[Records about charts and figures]

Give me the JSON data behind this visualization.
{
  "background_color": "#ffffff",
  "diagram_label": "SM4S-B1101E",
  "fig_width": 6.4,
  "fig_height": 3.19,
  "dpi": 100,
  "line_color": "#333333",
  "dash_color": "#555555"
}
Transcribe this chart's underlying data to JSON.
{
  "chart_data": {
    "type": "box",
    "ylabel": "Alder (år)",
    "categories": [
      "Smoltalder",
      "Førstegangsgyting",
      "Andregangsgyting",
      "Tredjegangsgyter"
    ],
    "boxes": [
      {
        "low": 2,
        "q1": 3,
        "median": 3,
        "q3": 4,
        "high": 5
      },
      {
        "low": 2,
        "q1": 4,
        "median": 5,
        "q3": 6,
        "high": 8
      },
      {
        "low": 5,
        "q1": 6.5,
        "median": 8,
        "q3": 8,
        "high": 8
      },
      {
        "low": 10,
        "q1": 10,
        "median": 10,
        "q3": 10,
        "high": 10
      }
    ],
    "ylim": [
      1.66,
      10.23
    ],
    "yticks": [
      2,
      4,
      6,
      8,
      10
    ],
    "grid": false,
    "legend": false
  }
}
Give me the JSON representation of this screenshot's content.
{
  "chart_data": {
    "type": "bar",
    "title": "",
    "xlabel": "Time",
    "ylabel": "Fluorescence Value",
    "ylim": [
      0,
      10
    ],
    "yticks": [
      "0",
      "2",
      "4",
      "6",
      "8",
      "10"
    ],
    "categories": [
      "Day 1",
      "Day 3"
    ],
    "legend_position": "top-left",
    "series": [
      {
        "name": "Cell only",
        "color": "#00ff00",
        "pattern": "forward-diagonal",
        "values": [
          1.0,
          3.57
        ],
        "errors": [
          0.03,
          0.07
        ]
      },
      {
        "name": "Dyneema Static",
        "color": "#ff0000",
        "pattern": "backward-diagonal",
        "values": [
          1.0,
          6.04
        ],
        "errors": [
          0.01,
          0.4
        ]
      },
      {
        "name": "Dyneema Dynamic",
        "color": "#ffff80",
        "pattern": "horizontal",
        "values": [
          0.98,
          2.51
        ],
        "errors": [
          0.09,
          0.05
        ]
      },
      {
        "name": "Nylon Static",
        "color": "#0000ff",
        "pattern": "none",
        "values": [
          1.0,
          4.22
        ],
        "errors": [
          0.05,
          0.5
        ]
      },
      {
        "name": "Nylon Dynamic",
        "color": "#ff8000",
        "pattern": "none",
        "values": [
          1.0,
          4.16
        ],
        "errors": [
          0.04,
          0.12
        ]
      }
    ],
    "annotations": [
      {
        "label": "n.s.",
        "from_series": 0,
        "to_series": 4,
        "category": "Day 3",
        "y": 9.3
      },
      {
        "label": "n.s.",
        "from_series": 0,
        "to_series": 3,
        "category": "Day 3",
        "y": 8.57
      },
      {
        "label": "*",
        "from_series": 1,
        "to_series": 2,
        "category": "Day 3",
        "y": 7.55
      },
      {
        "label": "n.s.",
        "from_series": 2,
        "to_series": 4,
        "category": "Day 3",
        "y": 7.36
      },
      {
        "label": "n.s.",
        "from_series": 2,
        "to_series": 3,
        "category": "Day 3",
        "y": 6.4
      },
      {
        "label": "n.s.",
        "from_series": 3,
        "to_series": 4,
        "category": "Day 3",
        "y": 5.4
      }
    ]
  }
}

# To be done:
Which lines contain "this"? Show each of them.

# Response to the task:
Give me the JSON data behind this visualization.
Transcribe this chart's underlying data to JSON.
Give me the JSON representation of this screenshot's content.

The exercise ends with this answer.